╭──

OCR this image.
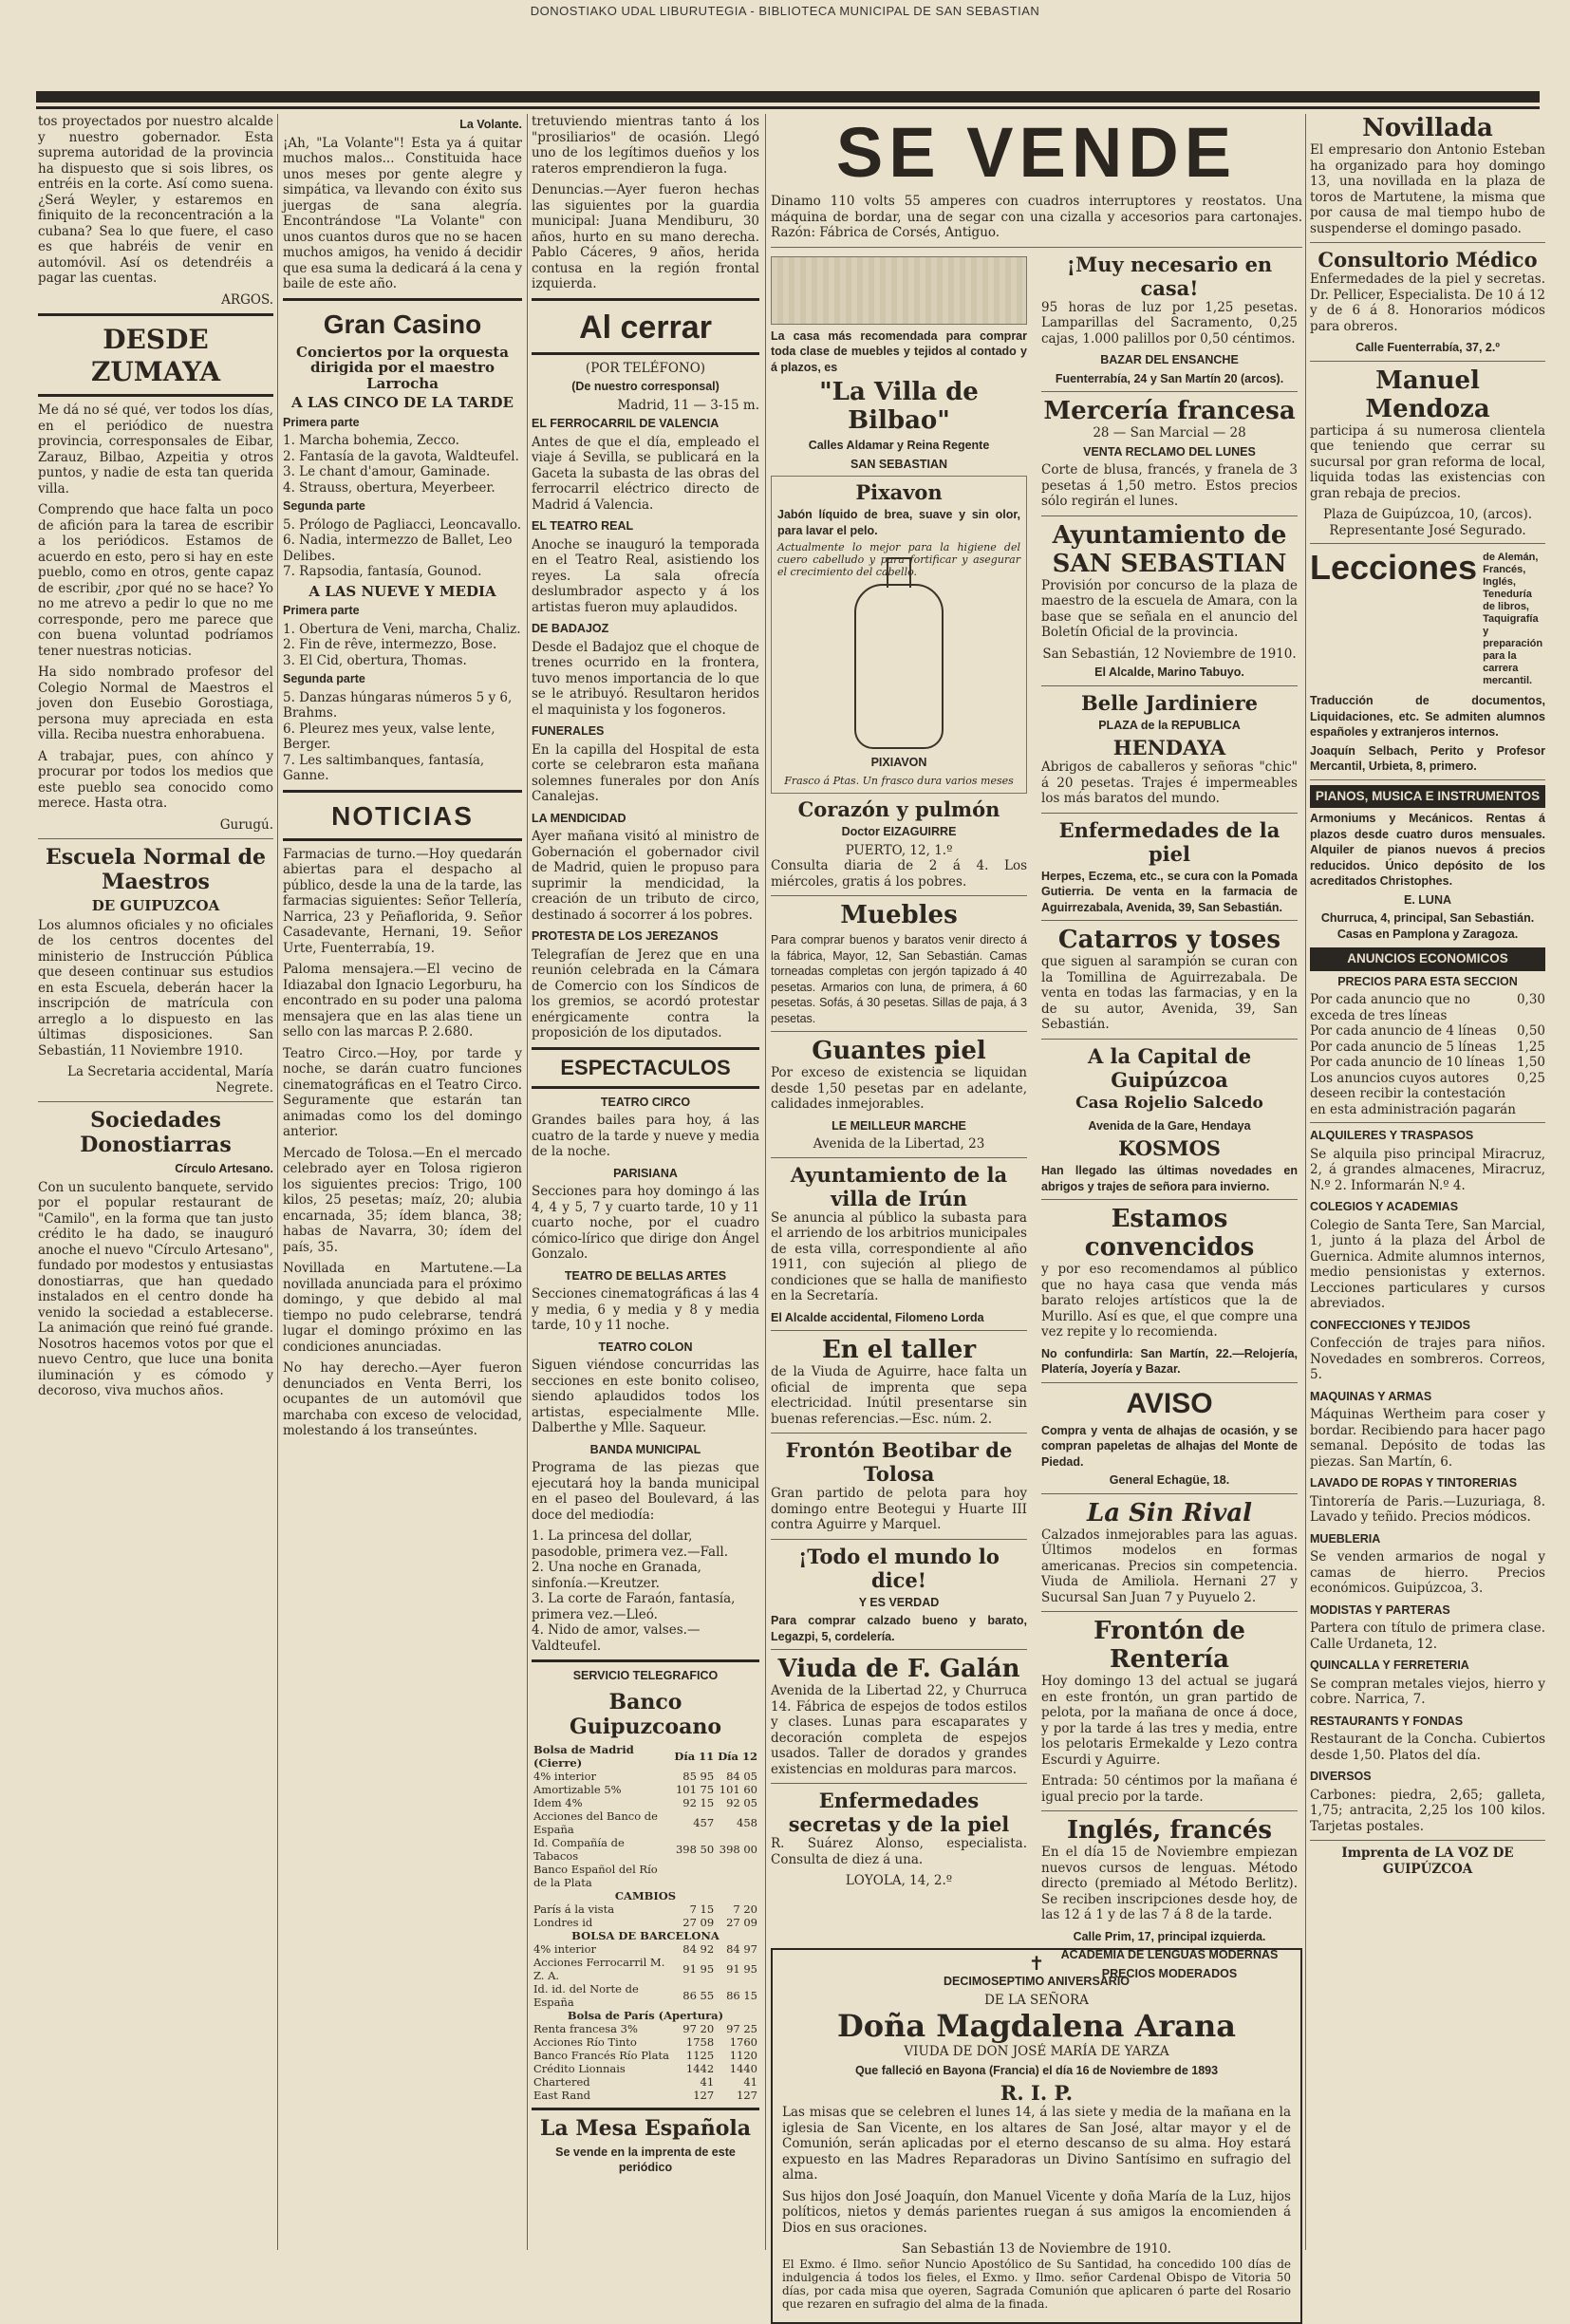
DONOSTIAKO UDAL LIBURUTEGIA - BIBLIOTECA MUNICIPAL DE SAN SEBASTIAN

tos proyectados por nuestro alcalde y nuestro gobernador. Esta suprema autoridad de la provincia ha dispuesto que si sois libres, os entréis en la corte. Así como suena. ¿Será Weyler, y estaremos en finiquito de la reconcentración a la cubana? Sea lo que fuere, el caso es que habréis de venir en automóvil. Así os detendréis a pagar las cuentas.

ARGOS.

DESDE ZUMAYA

Me dá no sé qué, ver todos los días, en el periódico de nuestra provincia, corresponsales de Eibar, Zarauz, Bilbao, Azpeitia y otros puntos, y nadie de esta tan querida villa.

Comprendo que hace falta un poco de afición para la tarea de escribir a los periódicos. Estamos de acuerdo en esto, pero si hay en este pueblo, como en otros, gente capaz de escribir, ¿por qué no se hace? Yo no me atrevo a pedir lo que no me corresponde, pero me parece que con buena voluntad podríamos tener nuestras noticias.

Ha sido nombrado profesor del Colegio Normal de Maestros el joven don Eusebio Gorostiaga, persona muy apreciada en esta villa. Reciba nuestra enhorabuena.

A trabajar, pues, con ahínco y procurar por todos los medios que este pueblo sea conocido como merece. Hasta otra.

Gurugú.

Escuela Normal de Maestros
DE GUIPUZCOA

Los alumnos oficiales y no oficiales de los centros docentes del ministerio de Instrucción Pública que deseen continuar sus estudios en esta Escuela, deberán hacer la inscripción de matrícula con arreglo a lo dispuesto en las últimas disposiciones. San Sebastián, 11 Noviembre 1910.

La Secretaria accidental, María Negrete.

Sociedades Donostiarras
Círculo Artesano.

Con un suculento banquete, servido por el popular restaurant de "Camilo", en la forma que tan justo crédito le ha dado, se inauguró anoche el nuevo "Círculo Artesano", fundado por modestos y entusiastas donostiarras, que han quedado instalados en el centro donde ha venido la sociedad a establecerse. La animación que reinó fué grande. Nosotros hacemos votos por que el nuevo Centro, que luce una bonita iluminación y es cómodo y decoroso, viva muchos años.

La Volante.

¡Ah, "La Volante"! Esta ya á quitar muchos malos... Constituida hace unos meses por gente alegre y simpática, va llevando con éxito sus juergas de sana alegría. Encontrándose "La Volante" con unos cuantos duros que no se hacen muchos amigos, ha venido á decidir que esa suma la dedicará á la cena y baile de este año.

Gran Casino
Conciertos por la orquesta dirigida por el maestro Larrocha
A LAS CINCO DE LA TARDE
Primera parte
1. Marcha bohemia, Zecco.
2. Fantasía de la gavota, Waldteufel.
3. Le chant d'amour, Gaminade.
4. Strauss, obertura, Meyerbeer.
Segunda parte
5. Prólogo de Pagliacci, Leoncavallo.
6. Nadia, intermezzo de Ballet, Leo Delibes.
7. Rapsodia, fantasía, Gounod.
A LAS NUEVE Y MEDIA
Primera parte
1. Obertura de Veni, marcha, Chaliz.
2. Fin de rêve, intermezzo, Bose.
3. El Cid, obertura, Thomas.
Segunda parte
5. Danzas húngaras números 5 y 6, Brahms.
6. Pleurez mes yeux, valse lente, Berger.
7. Les saltimbanques, fantasía, Ganne.
NOTICIAS

Farmacias de turno.—Hoy quedarán abiertas para el despacho al público, desde la una de la tarde, las farmacias siguientes: Señor Tellería, Narrica, 23 y Peñaflorida, 9. Señor Casadevante, Hernani, 19. Señor Urte, Fuenterrabía, 19.

Paloma mensajera.—El vecino de Idiazabal don Ignacio Legorburu, ha encontrado en su poder una paloma mensajera que en las alas tiene un sello con las marcas P. 2.680.

Teatro Circo.—Hoy, por tarde y noche, se darán cuatro funciones cinematográficas en el Teatro Circo. Seguramente que estarán tan animadas como los del domingo anterior.

Mercado de Tolosa.—En el mercado celebrado ayer en Tolosa rigieron los siguientes precios: Trigo, 100 kilos, 25 pesetas; maíz, 20; alubia encarnada, 35; ídem blanca, 38; habas de Navarra, 30; ídem del país, 35.

Novillada en Martutene.—La novillada anunciada para el próximo domingo, y que debido al mal tiempo no pudo celebrarse, tendrá lugar el domingo próximo en las condiciones anunciadas.

No hay derecho.—Ayer fueron denunciados en Venta Berri, los ocupantes de un automóvil que marchaba con exceso de velocidad, molestando á los transeúntes.

tretuviendo mientras tanto á los "prosiliarios" de ocasión. Llegó uno de los legítimos dueños y los rateros emprendieron la fuga.

Denuncias.—Ayer fueron hechas las siguientes por la guardia municipal: Juana Mendiburu, 30 años, hurto en su mano derecha. Pablo Cáceres, 9 años, herida contusa en la región frontal izquierda.

Al cerrar
(POR TELÉFONO)
(De nuestro corresponsal)
Madrid, 11 — 3-15 m.
EL FERROCARRIL DE VALENCIA

Antes de que el día, empleado el viaje á Sevilla, se publicará en la Gaceta la subasta de las obras del ferrocarril eléctrico directo de Madrid á Valencia.

EL TEATRO REAL

Anoche se inauguró la temporada en el Teatro Real, asistiendo los reyes. La sala ofrecía deslumbrador aspecto y á los artistas fueron muy aplaudidos.

DE BADAJOZ

Desde el Badajoz que el choque de trenes ocurrido en la frontera, tuvo menos importancia de lo que se le atribuyó. Resultaron heridos el maquinista y los fogoneros.

FUNERALES

En la capilla del Hospital de esta corte se celebraron esta mañana solemnes funerales por don Anís Canalejas.

LA MENDICIDAD

Ayer mañana visitó al ministro de Gobernación el gobernador civil de Madrid, quien le propuso para suprimir la mendicidad, la creación de un tributo de circo, destinado á socorrer á los pobres.

PROTESTA DE LOS JEREZANOS

Telegrafían de Jerez que en una reunión celebrada en la Cámara de Comercio con los Síndicos de los gremios, se acordó protestar enérgicamente contra la proposición de los diputados.

ESPECTACULOS
TEATRO CIRCO

Grandes bailes para hoy, á las cuatro de la tarde y nueve y media de la noche.

PARISIANA

Secciones para hoy domingo á las 4, 4 y 5, 7 y cuarto tarde, 10 y 11 cuarto noche, por el cuadro cómico-lírico que dirige don Ángel Gonzalo.

TEATRO DE BELLAS ARTES

Secciones cinematográficas á las 4 y media, 6 y media y 8 y media tarde, 10 y 11 noche.

TEATRO COLON

Siguen viéndose concurridas las secciones en este bonito coliseo, siendo aplaudidos todos los artistas, especialmente Mlle. Dalberthe y Mlle. Saqueur.

BANDA MUNICIPAL

Programa de las piezas que ejecutará hoy la banda municipal en el paseo del Boulevard, á las doce del mediodía:

1. La princesa del dollar, pasodoble, primera vez.—Fall.
2. Una noche en Granada, sinfonía.—Kreutzer.
3. La corte de Faraón, fantasía, primera vez.—Lleó.
4. Nido de amor, valses.—Valdteufel.
SERVICIO TELEGRAFICO
Banco Guipuzcoano
Bolsa de Madrid (Cierre)	Día 11	Día 12
4% interior	85 95	84 05
Amortizable 5%	101 75	101 60
Idem 4%	92 15	92 05
Acciones del Banco de España	457	458
Id. Compañía de Tabacos	398 50	398 00
Banco Español del Río de la Plata		
CAMBIOS		
París á la vista	7 15	7 20
Londres id	27 09	27 09
BOLSA DE BARCELONA		
4% interior	84 92	84 97
Acciones Ferrocarril M. Z. A.	91 95	91 95
Id. id. del Norte de España	86 55	86 15
Bolsa de París (Apertura)		
Renta francesa 3%	97 20	97 25
Acciones Río Tinto	1758	1760
Banco Francés Río Plata	1125	1120
Crédito Lionnais	1442	1440
Chartered	41	41
East Rand	127	127
La Mesa Española
Se vende en la imprenta de este periódico
SE VENDE

Dinamo 110 volts 55 amperes con cuadros interruptores y reostatos. Una máquina de bordar, una de segar con una cizalla y accesorios para cartonajes. Razón: Fábrica de Corsés, Antiguo.

La casa más recomendada para comprar toda clase de muebles y tejidos al contado y á plazos, es

"La Villa de Bilbao"
Calles Aldamar y Reina Regente
SAN SEBASTIAN
Pixavon

Jabón líquido de brea, suave y sin olor, para lavar el pelo.

Actualmente lo mejor para la higiene del cuero cabelludo y para fortificar y asegurar el crecimiento del cabello.

PIXIAVON
Frasco á Ptas. Un frasco dura varios meses
Corazón y pulmón
Doctor EIZAGUIRRE
PUERTO, 12, 1.º

Consulta diaria de 2 á 4. Los miércoles, gratis á los pobres.

Muebles

Para comprar buenos y baratos venir directo á la fábrica, Mayor, 12, San Sebastián. Camas torneadas completas con jergón tapizado á 40 pesetas. Armarios con luna, de primera, á 60 pesetas. Sofás, á 30 pesetas. Sillas de paja, á 3 pesetas.

Guantes piel

Por exceso de existencia se liquidan desde 1,50 pesetas par en adelante, calidades inmejorables.

LE MEILLEUR MARCHE
Avenida de la Libertad, 23
Ayuntamiento de la villa de Irún

Se anuncia al público la subasta para el arriendo de los arbitrios municipales de esta villa, correspondiente al año 1911, con sujeción al pliego de condiciones que se halla de manifiesto en la Secretaría.

El Alcalde accidental, Filomeno Lorda
En el taller

de la Viuda de Aguirre, hace falta un oficial de imprenta que sepa electricidad. Inútil presentarse sin buenas referencias.—Esc. núm. 2.

Frontón Beotibar de Tolosa

Gran partido de pelota para hoy domingo entre Beotegui y Huarte III contra Aguirre y Marquel.

¡Todo el mundo lo dice!
Y ES VERDAD

Para comprar calzado bueno y barato, Legazpi, 5, cordelería.

Viuda de F. Galán

Avenida de la Libertad 22, y Churruca 14. Fábrica de espejos de todos estilos y clases. Lunas para escaparates y decoración completa de espejos usados. Taller de dorados y grandes existencias en molduras para marcos.

Enfermedades secretas y de la piel

R. Suárez Alonso, especialista. Consulta de diez á una.

LOYOLA, 14, 2.º
¡Muy necesario en casa!

95 horas de luz por 1,25 pesetas. Lamparillas del Sacramento, 0,25 cajas, 1.000 palillos por 0,50 céntimos.

BAZAR DEL ENSANCHE
Fuenterrabía, 24 y San Martín 20 (arcos).
Mercería francesa
28 — San Marcial — 28
VENTA RECLAMO DEL LUNES

Corte de blusa, francés, y franela de 3 pesetas á 1,50 metro. Estos precios sólo regirán el lunes.

Ayuntamiento de
SAN SEBASTIAN

Provisión por concurso de la plaza de maestro de la escuela de Amara, con la base que se señala en el anuncio del Boletín Oficial de la provincia.

San Sebastián, 12 Noviembre de 1910.
El Alcalde, Marino Tabuyo.
Belle Jardiniere
PLAZA de la REPUBLICA
HENDAYA

Abrigos de caballeros y señoras "chic" á 20 pesetas. Trajes é impermeables los más baratos del mundo.

Enfermedades de la piel

Herpes, Eczema, etc., se cura con la Pomada Gutierria. De venta en la farmacia de Aguirrezabala, Avenida, 39, San Sebastián.

Catarros y toses

que siguen al sarampión se curan con la Tomillina de Aguirrezabala. De venta en todas las farmacias, y en la de su autor, Avenida, 39, San Sebastián.

A la Capital de Guipúzcoa
Casa Rojelio Salcedo
Avenida de la Gare, Hendaya
KOSMOS

Han llegado las últimas novedades en abrigos y trajes de señora para invierno.

Estamos convencidos

y por eso recomendamos al público que no haya casa que venda más barato relojes artísticos que la de Murillo. Así es que, el que compre una vez repite y lo recomienda.

No confundirla: San Martín, 22.—Relojería, Platería, Joyería y Bazar.

AVISO

Compra y venta de alhajas de ocasión, y se compran papeletas de alhajas del Monte de Piedad.

General Echagüe, 18.
La Sin Rival

Calzados inmejorables para las aguas. Últimos modelos en formas americanas. Precios sin competencia. Viuda de Amiliola. Hernani 27 y Sucursal San Juan 7 y Puyuelo 2.

Frontón de Rentería

Hoy domingo 13 del actual se jugará en este frontón, un gran partido de pelota, por la mañana de once á doce, y por la tarde á las tres y media, entre los pelotaris Ermekalde y Lezo contra Escurdi y Aguirre.

Entrada: 50 céntimos por la mañana é igual precio por la tarde.

Inglés, francés

En el día 15 de Noviembre empiezan nuevos cursos de lenguas. Método directo (premiado al Método Berlitz). Se reciben inscripciones desde hoy, de las 12 á 1 y de las 7 á 8 de la tarde.

Calle Prim, 17, principal izquierda.
ACADEMIA DE LENGUAS MODERNAS
PRECIOS MODERADOS
✝
DECIMOSEPTIMO ANIVERSARIO
DE LA SEÑORA
Doña Magdalena Arana
VIUDA DE DON JOSÉ MARÍA DE YARZA
Que falleció en Bayona (Francia) el día 16 de Noviembre de 1893
R. I. P.

Las misas que se celebren el lunes 14, á las siete y media de la mañana en la iglesia de San Vicente, en los altares de San José, altar mayor y el de Comunión, serán aplicadas por el eterno descanso de su alma. Hoy estará expuesto en las Madres Reparadoras un Divino Santísimo en sufragio del alma.

Sus hijos don José Joaquín, don Manuel Vicente y doña María de la Luz, hijos políticos, nietos y demás parientes ruegan á sus amigos la encomienden á Dios en sus oraciones.

San Sebastián 13 de Noviembre de 1910.

El Exmo. é Ilmo. señor Nuncio Apostólico de Su Santidad, ha concedido 100 días de indulgencia á todos los fieles, el Exmo. y Ilmo. señor Cardenal Obispo de Vitoria 50 días, por cada misa que oyeren, Sagrada Comunión que aplicaren ó parte del Rosario que rezaren en sufragio del alma de la finada.

Novillada

El empresario don Antonio Esteban ha organizado para hoy domingo 13, una novillada en la plaza de toros de Martutene, la misma que por causa de mal tiempo hubo de suspenderse el domingo pasado.

Consultorio Médico

Enfermedades de la piel y secretas. Dr. Pellicer, Especialista. De 10 á 12 y de 6 á 8. Honorarios módicos para obreros.

Calle Fuenterrabía, 37, 2.º
Manuel Mendoza

participa á su numerosa clientela que teniendo que cerrar su sucursal por gran reforma de local, liquida todas las existencias con gran rebaja de precios.

Plaza de Guipúzcoa, 10, (arcos). Representante José Segurado.
Lecciones de Alemán, Francés, Inglés, Teneduría de libros, Taquigrafía y preparación para la carrera mercantil.

Traducción de documentos, Liquidaciones, etc. Se admiten alumnos españoles y extranjeros internos.

Joaquín Selbach, Perito y Profesor Mercantil, Urbieta, 8, primero.

PIANOS, MUSICA E INSTRUMENTOS

Armoniums y Mecánicos. Rentas á plazos desde cuatro duros mensuales. Alquiler de pianos nuevos á precios reducidos. Único depósito de los acreditados Christophes.

E. LUNA
Churruca, 4, principal, San Sebastián. Casas en Pamplona y Zaragoza.
ANUNCIOS ECONOMICOS
PRECIOS PARA ESTA SECCION
Por cada anuncio que no exceda de tres líneas
0,30
Por cada anuncio de 4 líneas 0,50
Por cada anuncio de 5 líneas 1,25
Por cada anuncio de 10 líneas 1,50
Los anuncios cuyos autores deseen recibir la contestación en esta administración pagarán
0,25
ALQUILERES Y TRASPASOS

Se alquila piso principal Miracruz, 2, á grandes almacenes, Miracruz, N.º 2. Informarán N.º 4.

COLEGIOS Y ACADEMIAS

Colegio de Santa Tere, San Marcial, 1, junto á la plaza del Árbol de Guernica. Admite alumnos internos, medio pensionistas y externos. Lecciones particulares y cursos abreviados.

CONFECCIONES Y TEJIDOS

Confección de trajes para niños. Novedades en sombreros. Correos, 5.

MAQUINAS Y ARMAS

Máquinas Wertheim para coser y bordar. Recibiendo para hacer pago semanal. Depósito de todas las piezas. San Martín, 6.

LAVADO DE ROPAS Y TINTORERIAS

Tintorería de Paris.—Luzuriaga, 8. Lavado y teñido. Precios módicos.

MUEBLERIA

Se venden armarios de nogal y camas de hierro. Precios económicos. Guipúzcoa, 3.

MODISTAS Y PARTERAS

Partera con título de primera clase. Calle Urdaneta, 12.

QUINCALLA Y FERRETERIA

Se compran metales viejos, hierro y cobre. Narrica, 7.

RESTAURANTS Y FONDAS

Restaurant de la Concha. Cubiertos desde 1,50. Platos del día.

DIVERSOS

Carbones: piedra, 2,65; galleta, 1,75; antracita, 2,25 los 100 kilos. Tarjetas postales.

Imprenta de LA VOZ DE GUIPÚZCOA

╰──

- BRIEF: Scan the listing above and copy all lines containing the word "años".

- SOLUTION TO THE EXERCISE:
Con un suculento banquete, servido por el popular restaurant de "Camilo", en la forma que tan justo crédito le ha dado, se inauguró anoche el nuevo "Círculo Artesano", fundado por modestos y entusiastas donostiarras, que han quedado instalados en el centro donde ha venido la sociedad a establecerse. La animación que reinó fué grande. Nosotros hacemos votos por que el nuevo Centro, que luce una bonita iluminación y es cómodo y decoroso, viva muchos años.
Denuncias.—Ayer fueron hechas las siguientes por la guardia municipal: Juana Mendiburu, 30 años, hurto en su mano derecha. Pablo Cáceres, 9 años, herida contusa en la región frontal izquierda.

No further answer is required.